Problem statement —
Write the material out again in full, word for word. Do not include the pictures.

-- Source data start --

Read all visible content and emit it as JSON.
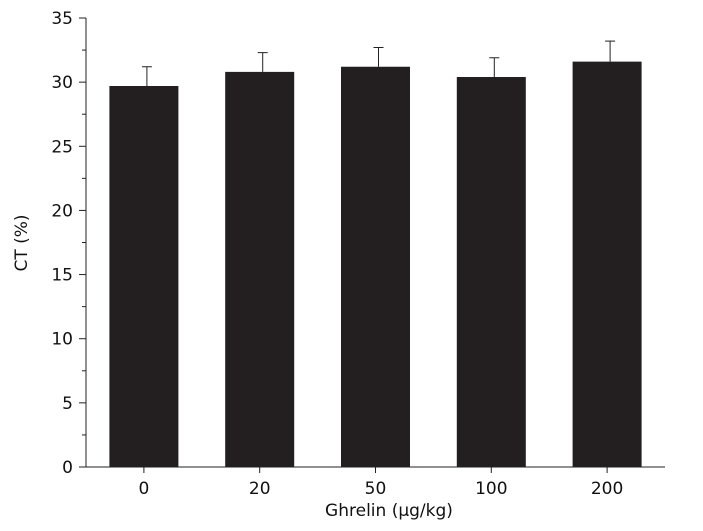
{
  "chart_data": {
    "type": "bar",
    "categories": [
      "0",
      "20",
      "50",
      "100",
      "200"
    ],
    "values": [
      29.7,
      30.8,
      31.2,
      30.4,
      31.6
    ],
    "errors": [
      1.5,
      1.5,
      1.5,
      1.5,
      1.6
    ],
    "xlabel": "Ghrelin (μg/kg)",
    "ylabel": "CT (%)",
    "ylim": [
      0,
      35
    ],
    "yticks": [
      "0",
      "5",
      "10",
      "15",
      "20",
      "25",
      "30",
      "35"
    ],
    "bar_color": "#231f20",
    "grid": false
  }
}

-- Source data end --

Full output —
Read all visible content and emit it as JSON.
{
  "chart_data": {
    "type": "bar",
    "categories": [
      "0",
      "20",
      "50",
      "100",
      "200"
    ],
    "values": [
      29.7,
      30.8,
      31.2,
      30.4,
      31.6
    ],
    "errors": [
      1.5,
      1.5,
      1.5,
      1.5,
      1.6
    ],
    "xlabel": "Ghrelin (μg/kg)",
    "ylabel": "CT (%)",
    "ylim": [
      0,
      35
    ],
    "yticks": [
      "0",
      "5",
      "10",
      "15",
      "20",
      "25",
      "30",
      "35"
    ],
    "bar_color": "#231f20",
    "grid": false
  }
}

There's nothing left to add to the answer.